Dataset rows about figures
::::
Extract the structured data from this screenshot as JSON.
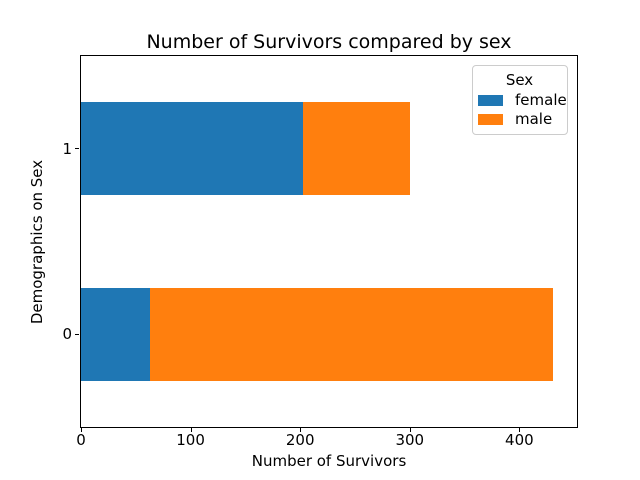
{
  "chart_data": {
    "type": "bar",
    "orientation": "horizontal",
    "stacked": true,
    "title": "Number of Survivors compared by sex",
    "xlabel": "Number of Survivors",
    "ylabel": "Demographics on Sex",
    "categories": [
      0,
      1
    ],
    "series": [
      {
        "name": "female",
        "color": "#1f77b4",
        "values": [
          63,
          203
        ]
      },
      {
        "name": "male",
        "color": "#ff7f0e",
        "values": [
          368,
          97
        ]
      }
    ],
    "xticks": [
      0,
      100,
      200,
      300,
      400
    ],
    "yticks": [
      0,
      1
    ],
    "xlim": [
      0,
      452.6
    ],
    "ylim": [
      -0.5,
      1.5
    ],
    "bar_height": 0.5,
    "grid": false,
    "legend": {
      "title": "Sex",
      "position": "upper right",
      "entries": [
        "female",
        "male"
      ]
    },
    "colors": {
      "spine": "#000000",
      "text": "#000000",
      "legend_border": "#cccccc"
    }
  }
}
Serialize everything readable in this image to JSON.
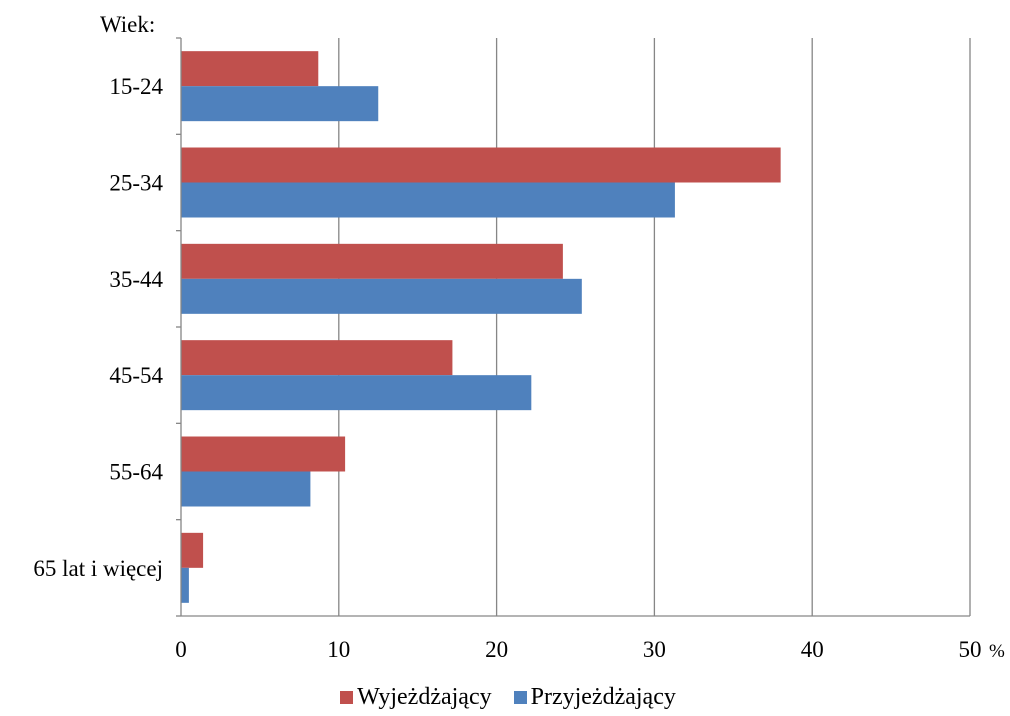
{
  "chart_data": {
    "type": "bar",
    "orientation": "horizontal",
    "category_axis_title": "Wiek:",
    "categories": [
      "15-24",
      "25-34",
      "35-44",
      "45-54",
      "55-64",
      "65 lat i więcej"
    ],
    "series": [
      {
        "name": "Wyjeżdżający",
        "color": "#c0504d",
        "values": [
          8.7,
          38.0,
          24.2,
          17.2,
          10.4,
          1.4
        ]
      },
      {
        "name": "Przyjeżdżający",
        "color": "#4f81bd",
        "values": [
          12.5,
          31.3,
          25.4,
          22.2,
          8.2,
          0.5
        ]
      }
    ],
    "xlim": [
      0,
      50
    ],
    "xticks": [
      "0",
      "10",
      "20",
      "30",
      "40",
      "50"
    ],
    "x_unit": "%",
    "grid": "vertical",
    "legend_position": "bottom"
  }
}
::::
■ **Task description**: Copy out all the data without changing anything, and drop the pictures.

■ **Answer for this exercise**:
Extract the structured data from this screenshot as JSON.
{
  "chart_data": {
    "type": "bar",
    "orientation": "horizontal",
    "stacked": true,
    "title": "Number of Survivors compared by sex",
    "xlabel": "Number of Survivors",
    "ylabel": "Demographics on Sex",
    "categories": [
      0,
      1
    ],
    "series": [
      {
        "name": "female",
        "color": "#1f77b4",
        "values": [
          63,
          203
        ]
      },
      {
        "name": "male",
        "color": "#ff7f0e",
        "values": [
          368,
          97
        ]
      }
    ],
    "xticks": [
      0,
      100,
      200,
      300,
      400
    ],
    "yticks": [
      0,
      1
    ],
    "xlim": [
      0,
      452.6
    ],
    "ylim": [
      -0.5,
      1.5
    ],
    "bar_height": 0.5,
    "grid": false,
    "legend": {
      "title": "Sex",
      "position": "upper right",
      "entries": [
        "female",
        "male"
      ]
    },
    "colors": {
      "spine": "#000000",
      "text": "#000000",
      "legend_border": "#cccccc"
    }
  }
}
Serialize everything readable in this image to JSON.
{
  "chart_data": {
    "type": "bar",
    "orientation": "horizontal",
    "category_axis_title": "Wiek:",
    "categories": [
      "15-24",
      "25-34",
      "35-44",
      "45-54",
      "55-64",
      "65 lat i więcej"
    ],
    "series": [
      {
        "name": "Wyjeżdżający",
        "color": "#c0504d",
        "values": [
          8.7,
          38.0,
          24.2,
          17.2,
          10.4,
          1.4
        ]
      },
      {
        "name": "Przyjeżdżający",
        "color": "#4f81bd",
        "values": [
          12.5,
          31.3,
          25.4,
          22.2,
          8.2,
          0.5
        ]
      }
    ],
    "xlim": [
      0,
      50
    ],
    "xticks": [
      "0",
      "10",
      "20",
      "30",
      "40",
      "50"
    ],
    "x_unit": "%",
    "grid": "vertical",
    "legend_position": "bottom"
  }
}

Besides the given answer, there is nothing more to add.